(Prompt) Tell how many lines have the string "brush" in them, and write nothing besides the number.

(Provided data)
****************************************

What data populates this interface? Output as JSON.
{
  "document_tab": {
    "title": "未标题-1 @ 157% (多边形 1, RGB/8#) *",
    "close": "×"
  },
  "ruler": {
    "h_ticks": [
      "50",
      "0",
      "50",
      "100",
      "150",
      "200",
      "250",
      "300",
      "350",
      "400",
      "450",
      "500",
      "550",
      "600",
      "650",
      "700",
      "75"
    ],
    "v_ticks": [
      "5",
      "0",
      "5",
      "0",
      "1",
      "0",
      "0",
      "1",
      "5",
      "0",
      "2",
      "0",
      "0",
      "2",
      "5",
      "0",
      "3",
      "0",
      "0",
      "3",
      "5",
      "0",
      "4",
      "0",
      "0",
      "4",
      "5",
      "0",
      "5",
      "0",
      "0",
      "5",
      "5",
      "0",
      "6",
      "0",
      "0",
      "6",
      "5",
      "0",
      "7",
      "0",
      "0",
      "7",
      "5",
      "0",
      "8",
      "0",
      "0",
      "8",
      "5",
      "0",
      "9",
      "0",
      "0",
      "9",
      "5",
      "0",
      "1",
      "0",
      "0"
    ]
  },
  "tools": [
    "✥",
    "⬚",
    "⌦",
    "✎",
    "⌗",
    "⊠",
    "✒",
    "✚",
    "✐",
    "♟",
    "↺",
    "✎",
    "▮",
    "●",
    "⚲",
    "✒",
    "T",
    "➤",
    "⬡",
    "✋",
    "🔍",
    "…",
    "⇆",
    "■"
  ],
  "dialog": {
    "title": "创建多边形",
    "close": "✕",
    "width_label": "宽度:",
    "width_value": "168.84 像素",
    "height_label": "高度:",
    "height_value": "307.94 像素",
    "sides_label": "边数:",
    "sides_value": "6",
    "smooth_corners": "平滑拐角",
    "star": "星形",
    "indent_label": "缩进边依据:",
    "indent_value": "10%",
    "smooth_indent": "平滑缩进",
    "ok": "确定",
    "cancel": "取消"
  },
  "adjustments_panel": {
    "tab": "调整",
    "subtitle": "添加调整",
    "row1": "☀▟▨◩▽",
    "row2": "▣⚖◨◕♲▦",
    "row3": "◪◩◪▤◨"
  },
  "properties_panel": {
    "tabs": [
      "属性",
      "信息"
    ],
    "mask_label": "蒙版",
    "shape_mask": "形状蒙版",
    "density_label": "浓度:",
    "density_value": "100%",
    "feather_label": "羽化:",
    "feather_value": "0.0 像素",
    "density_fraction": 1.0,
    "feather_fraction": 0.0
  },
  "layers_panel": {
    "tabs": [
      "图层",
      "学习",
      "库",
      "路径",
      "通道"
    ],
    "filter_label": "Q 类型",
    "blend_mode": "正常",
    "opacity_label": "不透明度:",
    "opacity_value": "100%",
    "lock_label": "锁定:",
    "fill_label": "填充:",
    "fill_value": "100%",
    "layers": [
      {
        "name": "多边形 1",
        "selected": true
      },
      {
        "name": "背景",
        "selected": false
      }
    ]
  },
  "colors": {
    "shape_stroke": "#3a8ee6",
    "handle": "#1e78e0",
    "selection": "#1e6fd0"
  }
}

****************************************

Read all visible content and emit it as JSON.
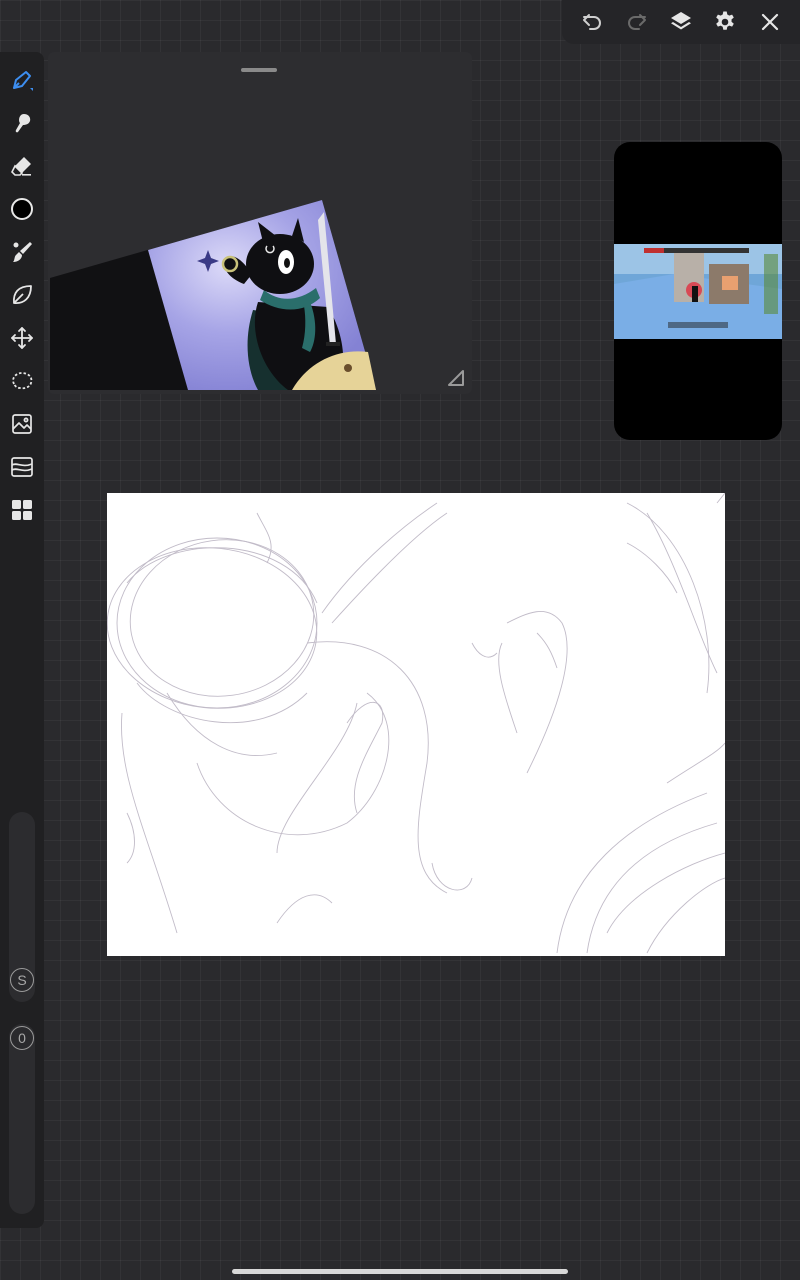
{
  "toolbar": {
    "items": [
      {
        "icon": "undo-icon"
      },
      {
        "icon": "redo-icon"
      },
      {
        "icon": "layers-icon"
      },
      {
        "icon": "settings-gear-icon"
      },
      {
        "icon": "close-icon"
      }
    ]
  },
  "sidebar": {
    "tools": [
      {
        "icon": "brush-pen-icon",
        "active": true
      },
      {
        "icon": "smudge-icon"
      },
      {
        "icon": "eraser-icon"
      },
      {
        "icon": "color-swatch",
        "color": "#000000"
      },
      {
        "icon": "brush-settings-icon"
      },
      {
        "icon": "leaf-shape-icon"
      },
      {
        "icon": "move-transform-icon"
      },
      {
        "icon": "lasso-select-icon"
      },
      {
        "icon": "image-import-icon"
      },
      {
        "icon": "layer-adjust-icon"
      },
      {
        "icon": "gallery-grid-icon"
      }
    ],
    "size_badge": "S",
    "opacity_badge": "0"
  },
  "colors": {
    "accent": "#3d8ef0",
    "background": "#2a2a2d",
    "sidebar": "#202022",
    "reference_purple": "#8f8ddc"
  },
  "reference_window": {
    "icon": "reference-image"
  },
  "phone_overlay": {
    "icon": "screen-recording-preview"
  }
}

****************************************

(Correct result) 2